What you should do:
Return each line containing the string "more".
-- begin --
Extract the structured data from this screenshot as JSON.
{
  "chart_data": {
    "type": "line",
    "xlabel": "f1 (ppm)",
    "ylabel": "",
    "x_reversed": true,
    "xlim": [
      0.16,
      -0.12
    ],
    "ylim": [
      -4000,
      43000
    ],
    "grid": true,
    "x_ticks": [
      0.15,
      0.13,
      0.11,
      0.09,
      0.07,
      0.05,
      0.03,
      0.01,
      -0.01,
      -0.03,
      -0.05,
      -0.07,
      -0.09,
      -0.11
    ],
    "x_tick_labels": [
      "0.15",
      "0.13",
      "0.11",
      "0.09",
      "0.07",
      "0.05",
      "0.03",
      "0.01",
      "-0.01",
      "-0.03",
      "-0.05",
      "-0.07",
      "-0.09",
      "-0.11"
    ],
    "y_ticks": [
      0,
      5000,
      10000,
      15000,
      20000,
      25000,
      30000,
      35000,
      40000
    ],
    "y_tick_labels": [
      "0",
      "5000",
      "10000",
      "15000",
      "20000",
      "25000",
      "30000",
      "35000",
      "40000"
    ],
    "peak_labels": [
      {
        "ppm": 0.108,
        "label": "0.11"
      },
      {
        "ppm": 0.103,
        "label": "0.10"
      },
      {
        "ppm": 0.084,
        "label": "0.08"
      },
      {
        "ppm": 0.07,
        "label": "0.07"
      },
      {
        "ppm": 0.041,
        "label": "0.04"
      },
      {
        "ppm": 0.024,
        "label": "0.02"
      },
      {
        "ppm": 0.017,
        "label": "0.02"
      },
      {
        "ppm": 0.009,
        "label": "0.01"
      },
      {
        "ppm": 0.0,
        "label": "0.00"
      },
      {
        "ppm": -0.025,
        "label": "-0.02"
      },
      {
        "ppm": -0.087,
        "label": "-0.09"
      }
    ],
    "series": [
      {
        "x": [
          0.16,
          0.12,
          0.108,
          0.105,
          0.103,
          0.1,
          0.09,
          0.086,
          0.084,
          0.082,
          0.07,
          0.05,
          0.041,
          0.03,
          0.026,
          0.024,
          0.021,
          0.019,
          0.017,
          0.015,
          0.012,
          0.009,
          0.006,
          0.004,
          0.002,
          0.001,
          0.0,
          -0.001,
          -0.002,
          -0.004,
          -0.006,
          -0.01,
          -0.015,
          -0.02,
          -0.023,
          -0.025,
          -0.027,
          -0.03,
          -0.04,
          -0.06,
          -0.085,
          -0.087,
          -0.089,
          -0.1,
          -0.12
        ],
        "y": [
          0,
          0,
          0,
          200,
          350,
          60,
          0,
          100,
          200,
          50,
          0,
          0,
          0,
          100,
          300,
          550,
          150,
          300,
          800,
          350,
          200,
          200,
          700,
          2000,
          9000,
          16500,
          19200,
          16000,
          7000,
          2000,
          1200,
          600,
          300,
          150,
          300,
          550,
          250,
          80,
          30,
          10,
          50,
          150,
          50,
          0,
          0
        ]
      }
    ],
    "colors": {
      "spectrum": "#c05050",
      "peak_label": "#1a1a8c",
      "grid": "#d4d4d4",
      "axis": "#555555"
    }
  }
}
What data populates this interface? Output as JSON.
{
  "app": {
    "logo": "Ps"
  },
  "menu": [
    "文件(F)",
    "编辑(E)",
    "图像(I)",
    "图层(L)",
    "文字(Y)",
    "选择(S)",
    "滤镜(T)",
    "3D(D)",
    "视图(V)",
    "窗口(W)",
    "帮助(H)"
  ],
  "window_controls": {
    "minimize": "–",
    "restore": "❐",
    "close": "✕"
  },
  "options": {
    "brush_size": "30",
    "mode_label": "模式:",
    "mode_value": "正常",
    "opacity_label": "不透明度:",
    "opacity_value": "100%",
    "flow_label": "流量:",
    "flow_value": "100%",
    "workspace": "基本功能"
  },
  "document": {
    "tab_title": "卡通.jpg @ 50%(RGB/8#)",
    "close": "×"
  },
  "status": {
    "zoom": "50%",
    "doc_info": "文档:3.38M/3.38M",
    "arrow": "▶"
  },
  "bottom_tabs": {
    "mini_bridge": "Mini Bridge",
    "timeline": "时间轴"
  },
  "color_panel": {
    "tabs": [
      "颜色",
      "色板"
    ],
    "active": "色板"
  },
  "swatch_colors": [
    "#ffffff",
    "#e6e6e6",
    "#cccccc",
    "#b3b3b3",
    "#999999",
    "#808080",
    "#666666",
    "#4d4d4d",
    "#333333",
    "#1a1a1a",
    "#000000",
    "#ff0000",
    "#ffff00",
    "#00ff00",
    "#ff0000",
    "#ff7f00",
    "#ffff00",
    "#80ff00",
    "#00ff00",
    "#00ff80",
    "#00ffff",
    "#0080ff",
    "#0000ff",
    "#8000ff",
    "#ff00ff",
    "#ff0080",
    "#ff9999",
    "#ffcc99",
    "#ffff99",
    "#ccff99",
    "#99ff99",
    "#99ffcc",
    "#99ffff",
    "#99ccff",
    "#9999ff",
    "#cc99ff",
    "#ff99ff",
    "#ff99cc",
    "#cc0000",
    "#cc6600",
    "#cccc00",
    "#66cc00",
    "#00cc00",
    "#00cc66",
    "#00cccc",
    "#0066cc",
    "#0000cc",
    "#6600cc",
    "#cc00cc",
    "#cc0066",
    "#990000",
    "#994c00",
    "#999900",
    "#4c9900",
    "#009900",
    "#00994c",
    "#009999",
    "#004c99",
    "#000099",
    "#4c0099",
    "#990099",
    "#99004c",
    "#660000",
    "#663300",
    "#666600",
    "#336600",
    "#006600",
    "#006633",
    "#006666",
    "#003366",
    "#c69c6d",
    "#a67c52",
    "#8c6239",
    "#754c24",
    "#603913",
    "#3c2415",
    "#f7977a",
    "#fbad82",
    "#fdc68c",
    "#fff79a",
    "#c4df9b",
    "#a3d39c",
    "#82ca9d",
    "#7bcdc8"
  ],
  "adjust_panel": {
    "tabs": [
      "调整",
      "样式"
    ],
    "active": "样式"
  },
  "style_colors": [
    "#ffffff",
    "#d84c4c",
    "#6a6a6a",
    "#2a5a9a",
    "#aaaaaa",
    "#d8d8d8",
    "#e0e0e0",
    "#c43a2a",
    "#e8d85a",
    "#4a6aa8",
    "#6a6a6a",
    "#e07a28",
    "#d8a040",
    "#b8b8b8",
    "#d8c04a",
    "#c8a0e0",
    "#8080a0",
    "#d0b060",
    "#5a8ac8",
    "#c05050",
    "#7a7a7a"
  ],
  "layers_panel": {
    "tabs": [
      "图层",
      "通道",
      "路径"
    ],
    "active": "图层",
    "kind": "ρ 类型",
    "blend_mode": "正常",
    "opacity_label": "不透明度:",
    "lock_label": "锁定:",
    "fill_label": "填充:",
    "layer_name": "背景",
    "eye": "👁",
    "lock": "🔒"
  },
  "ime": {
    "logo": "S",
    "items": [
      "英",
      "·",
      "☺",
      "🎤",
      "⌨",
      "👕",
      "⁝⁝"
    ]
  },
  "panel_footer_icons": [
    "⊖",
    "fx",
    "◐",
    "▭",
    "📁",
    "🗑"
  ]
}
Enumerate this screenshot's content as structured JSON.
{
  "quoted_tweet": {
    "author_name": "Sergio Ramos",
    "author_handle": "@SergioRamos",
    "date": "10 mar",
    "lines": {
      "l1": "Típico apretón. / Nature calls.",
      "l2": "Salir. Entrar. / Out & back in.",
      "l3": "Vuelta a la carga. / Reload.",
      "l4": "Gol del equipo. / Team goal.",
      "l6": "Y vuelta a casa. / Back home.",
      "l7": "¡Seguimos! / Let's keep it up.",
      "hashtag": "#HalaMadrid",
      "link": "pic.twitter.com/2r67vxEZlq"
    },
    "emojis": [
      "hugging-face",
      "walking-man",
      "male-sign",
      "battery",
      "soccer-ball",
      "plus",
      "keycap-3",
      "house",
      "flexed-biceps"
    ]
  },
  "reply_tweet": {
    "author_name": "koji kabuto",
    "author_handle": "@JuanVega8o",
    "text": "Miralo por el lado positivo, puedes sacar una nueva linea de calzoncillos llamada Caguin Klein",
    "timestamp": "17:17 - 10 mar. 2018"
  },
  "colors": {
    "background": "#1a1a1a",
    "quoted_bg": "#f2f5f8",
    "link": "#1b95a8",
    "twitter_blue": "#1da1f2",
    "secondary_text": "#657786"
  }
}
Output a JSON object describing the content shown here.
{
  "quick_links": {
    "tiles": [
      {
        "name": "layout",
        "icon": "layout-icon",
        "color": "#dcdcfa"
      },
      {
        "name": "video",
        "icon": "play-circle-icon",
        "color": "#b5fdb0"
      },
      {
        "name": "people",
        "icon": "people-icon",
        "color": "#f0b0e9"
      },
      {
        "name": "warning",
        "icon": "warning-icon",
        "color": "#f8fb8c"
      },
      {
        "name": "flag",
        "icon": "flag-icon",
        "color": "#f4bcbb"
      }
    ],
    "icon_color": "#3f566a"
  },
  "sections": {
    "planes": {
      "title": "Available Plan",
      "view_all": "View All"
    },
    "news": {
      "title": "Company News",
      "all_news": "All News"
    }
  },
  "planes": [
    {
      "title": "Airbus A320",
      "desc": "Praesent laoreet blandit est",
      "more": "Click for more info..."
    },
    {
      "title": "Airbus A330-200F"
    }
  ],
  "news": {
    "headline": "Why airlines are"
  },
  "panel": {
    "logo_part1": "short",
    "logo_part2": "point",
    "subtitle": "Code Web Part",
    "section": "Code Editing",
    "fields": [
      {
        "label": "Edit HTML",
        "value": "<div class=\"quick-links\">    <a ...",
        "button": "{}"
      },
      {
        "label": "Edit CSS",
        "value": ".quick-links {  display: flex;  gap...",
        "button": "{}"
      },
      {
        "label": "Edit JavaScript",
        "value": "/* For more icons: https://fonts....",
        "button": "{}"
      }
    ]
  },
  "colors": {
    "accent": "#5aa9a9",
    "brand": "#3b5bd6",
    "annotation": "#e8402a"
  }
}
-- end --
Final answer:
      "more": "Click for more info..."
        "value": "/* For more icons: https://fonts....",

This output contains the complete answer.